◆ **Given task**: Read through the data and report every line in which the word "years" occurs.

◆ **Excerpted records**:
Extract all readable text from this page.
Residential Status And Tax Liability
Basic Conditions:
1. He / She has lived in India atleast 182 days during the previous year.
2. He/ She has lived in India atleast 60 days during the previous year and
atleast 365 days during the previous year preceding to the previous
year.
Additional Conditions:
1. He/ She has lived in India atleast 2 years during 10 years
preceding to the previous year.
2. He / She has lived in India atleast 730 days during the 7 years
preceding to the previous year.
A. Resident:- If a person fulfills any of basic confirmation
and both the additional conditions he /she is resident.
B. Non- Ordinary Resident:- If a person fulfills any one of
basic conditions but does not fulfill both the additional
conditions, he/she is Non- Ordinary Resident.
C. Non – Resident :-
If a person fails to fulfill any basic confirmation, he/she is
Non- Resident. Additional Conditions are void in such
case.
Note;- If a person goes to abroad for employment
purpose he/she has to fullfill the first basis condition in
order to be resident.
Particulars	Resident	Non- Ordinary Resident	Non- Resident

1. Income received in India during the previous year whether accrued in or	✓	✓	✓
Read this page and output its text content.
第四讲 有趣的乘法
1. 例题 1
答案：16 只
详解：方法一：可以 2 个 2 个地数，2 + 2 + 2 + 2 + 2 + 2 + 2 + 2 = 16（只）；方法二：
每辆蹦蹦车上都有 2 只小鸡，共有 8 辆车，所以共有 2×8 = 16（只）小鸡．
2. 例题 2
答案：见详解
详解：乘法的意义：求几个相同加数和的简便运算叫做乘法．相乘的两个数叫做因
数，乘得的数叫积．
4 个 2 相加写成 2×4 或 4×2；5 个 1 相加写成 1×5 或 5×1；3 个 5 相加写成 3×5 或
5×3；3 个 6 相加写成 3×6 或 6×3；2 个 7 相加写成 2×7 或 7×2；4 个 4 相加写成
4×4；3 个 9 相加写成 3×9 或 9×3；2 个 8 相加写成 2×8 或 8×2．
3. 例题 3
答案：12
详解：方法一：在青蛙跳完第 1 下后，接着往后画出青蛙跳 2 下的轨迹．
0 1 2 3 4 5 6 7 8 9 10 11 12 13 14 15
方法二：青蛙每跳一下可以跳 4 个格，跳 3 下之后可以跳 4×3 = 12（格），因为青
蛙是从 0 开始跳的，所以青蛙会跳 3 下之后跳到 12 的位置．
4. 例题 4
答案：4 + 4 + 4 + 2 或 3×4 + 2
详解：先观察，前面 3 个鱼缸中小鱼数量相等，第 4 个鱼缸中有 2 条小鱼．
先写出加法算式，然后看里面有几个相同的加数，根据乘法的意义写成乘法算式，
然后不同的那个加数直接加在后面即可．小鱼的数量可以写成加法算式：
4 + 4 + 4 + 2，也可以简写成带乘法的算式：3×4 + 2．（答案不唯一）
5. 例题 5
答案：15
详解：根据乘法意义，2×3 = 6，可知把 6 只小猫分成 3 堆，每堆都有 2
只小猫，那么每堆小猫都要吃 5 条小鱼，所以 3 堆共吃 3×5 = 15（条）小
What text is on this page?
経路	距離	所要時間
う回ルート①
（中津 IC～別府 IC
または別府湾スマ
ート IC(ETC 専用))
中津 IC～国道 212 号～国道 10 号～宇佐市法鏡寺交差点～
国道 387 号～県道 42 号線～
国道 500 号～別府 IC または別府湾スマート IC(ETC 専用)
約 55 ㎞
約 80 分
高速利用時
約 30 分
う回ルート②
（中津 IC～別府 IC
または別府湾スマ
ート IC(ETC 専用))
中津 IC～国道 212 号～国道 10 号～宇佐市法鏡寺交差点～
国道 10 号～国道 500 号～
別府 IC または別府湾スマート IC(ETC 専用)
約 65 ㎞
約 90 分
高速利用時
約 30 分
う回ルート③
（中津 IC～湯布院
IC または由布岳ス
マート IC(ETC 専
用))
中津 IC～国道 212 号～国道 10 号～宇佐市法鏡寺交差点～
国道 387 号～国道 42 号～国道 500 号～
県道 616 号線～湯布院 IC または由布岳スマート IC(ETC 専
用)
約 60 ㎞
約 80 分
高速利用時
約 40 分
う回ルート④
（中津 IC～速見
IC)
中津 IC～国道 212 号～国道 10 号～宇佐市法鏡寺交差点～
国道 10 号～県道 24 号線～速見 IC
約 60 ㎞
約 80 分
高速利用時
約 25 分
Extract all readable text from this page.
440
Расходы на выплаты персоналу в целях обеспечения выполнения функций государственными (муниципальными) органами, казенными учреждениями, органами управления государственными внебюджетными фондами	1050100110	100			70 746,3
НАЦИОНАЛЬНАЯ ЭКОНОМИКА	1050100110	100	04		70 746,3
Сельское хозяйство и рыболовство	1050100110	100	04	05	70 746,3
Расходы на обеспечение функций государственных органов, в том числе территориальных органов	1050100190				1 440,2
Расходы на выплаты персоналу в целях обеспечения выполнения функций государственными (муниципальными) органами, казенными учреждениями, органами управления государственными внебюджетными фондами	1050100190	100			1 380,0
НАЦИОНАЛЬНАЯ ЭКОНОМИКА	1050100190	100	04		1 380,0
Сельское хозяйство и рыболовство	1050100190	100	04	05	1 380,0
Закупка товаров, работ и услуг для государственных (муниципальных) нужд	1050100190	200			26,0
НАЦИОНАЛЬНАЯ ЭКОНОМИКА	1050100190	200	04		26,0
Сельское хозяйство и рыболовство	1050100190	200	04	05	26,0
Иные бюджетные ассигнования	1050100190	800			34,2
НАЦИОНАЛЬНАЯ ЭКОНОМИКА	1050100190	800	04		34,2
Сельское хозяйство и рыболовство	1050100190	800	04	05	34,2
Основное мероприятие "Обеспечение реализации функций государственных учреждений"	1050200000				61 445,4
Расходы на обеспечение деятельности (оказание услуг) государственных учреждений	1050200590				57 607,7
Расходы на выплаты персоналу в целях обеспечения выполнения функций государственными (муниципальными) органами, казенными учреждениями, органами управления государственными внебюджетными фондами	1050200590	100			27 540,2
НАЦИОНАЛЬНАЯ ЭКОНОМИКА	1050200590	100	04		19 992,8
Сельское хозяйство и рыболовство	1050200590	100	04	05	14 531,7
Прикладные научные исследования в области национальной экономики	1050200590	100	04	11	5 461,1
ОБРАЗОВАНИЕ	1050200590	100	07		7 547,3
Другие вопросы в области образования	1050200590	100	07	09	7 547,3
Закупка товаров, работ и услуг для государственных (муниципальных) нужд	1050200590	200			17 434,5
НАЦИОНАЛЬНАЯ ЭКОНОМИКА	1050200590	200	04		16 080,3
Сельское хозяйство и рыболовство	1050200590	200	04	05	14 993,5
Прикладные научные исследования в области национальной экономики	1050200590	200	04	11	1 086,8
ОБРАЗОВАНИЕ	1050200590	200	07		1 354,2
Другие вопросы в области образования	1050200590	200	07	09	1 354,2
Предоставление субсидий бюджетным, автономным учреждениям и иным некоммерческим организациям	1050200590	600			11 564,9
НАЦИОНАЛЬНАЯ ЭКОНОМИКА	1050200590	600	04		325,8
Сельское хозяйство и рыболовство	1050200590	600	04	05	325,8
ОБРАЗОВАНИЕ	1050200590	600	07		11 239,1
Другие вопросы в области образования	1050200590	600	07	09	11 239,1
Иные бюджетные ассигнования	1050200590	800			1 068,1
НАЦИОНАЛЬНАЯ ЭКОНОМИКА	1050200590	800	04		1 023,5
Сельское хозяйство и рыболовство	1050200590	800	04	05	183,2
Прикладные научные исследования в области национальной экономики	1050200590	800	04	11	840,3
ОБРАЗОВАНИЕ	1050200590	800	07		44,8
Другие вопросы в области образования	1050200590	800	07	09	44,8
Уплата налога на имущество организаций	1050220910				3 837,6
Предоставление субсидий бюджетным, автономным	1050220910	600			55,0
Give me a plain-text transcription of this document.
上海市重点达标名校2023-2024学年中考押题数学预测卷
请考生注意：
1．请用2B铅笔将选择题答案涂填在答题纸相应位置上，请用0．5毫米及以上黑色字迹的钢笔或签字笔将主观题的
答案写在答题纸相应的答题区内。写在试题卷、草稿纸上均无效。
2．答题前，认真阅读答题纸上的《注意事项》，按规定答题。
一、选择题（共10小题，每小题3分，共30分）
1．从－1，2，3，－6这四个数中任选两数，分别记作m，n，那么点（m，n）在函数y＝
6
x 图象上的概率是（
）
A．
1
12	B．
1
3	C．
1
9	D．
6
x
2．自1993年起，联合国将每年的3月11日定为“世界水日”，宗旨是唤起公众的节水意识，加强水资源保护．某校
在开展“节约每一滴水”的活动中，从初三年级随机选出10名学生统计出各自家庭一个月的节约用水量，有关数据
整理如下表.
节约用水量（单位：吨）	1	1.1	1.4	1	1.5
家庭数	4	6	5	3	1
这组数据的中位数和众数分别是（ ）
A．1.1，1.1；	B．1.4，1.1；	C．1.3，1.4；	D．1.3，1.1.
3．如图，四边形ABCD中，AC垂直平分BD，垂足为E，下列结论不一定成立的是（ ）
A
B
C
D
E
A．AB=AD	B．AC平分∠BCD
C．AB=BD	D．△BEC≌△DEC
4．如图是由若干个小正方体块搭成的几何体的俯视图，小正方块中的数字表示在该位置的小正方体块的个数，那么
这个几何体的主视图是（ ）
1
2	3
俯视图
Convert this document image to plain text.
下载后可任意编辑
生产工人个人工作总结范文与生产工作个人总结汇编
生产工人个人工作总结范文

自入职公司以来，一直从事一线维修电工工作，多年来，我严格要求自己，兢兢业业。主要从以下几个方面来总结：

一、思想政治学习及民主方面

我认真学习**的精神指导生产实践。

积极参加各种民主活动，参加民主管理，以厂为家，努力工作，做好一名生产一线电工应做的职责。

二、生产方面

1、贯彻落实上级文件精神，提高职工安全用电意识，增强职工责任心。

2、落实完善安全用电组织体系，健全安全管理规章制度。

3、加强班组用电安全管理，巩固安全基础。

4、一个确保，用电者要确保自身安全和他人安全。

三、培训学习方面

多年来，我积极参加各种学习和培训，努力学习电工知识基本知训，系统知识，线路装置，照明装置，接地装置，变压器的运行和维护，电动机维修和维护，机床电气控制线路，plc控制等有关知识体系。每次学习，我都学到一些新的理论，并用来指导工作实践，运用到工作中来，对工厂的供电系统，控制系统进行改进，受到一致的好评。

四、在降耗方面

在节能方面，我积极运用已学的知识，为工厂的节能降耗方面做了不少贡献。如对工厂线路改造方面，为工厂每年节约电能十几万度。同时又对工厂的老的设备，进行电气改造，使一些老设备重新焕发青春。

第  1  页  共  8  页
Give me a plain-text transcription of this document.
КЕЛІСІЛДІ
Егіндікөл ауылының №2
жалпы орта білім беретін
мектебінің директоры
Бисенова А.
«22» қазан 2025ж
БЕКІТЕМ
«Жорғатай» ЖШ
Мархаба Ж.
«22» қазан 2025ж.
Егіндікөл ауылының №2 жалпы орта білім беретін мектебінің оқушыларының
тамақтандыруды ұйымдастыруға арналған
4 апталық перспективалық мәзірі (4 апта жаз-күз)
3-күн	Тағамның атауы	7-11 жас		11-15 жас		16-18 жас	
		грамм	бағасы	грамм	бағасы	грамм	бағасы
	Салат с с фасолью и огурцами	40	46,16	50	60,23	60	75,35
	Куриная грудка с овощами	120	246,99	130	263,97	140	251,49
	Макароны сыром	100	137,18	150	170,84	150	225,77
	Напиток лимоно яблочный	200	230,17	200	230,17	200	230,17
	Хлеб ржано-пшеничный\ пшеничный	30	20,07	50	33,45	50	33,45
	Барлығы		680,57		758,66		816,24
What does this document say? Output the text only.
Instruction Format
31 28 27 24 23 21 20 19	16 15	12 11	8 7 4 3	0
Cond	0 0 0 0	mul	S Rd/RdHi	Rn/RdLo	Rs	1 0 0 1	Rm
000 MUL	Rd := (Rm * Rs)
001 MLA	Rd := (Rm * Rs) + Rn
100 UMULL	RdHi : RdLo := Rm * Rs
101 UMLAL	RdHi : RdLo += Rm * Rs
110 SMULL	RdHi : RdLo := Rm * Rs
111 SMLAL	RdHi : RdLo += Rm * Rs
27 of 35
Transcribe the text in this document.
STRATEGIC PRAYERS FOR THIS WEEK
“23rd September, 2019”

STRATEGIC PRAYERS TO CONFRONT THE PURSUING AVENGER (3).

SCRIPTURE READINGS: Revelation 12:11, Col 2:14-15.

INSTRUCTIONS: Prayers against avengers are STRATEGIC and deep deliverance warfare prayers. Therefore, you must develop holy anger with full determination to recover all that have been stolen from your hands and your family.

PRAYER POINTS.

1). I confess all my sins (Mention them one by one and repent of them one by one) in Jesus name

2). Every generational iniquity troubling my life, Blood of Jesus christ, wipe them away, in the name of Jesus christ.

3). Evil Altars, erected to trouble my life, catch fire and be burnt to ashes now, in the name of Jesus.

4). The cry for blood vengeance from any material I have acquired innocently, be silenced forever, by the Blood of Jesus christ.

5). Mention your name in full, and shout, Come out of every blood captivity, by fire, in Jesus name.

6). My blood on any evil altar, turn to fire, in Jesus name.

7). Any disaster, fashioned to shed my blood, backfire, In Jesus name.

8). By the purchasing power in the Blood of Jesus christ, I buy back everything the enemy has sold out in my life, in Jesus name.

◆ **Task answer**:
1. He/ She has lived in India atleast 2 years during 10 years
2. He / She has lived in India atleast 730 days during the 7 years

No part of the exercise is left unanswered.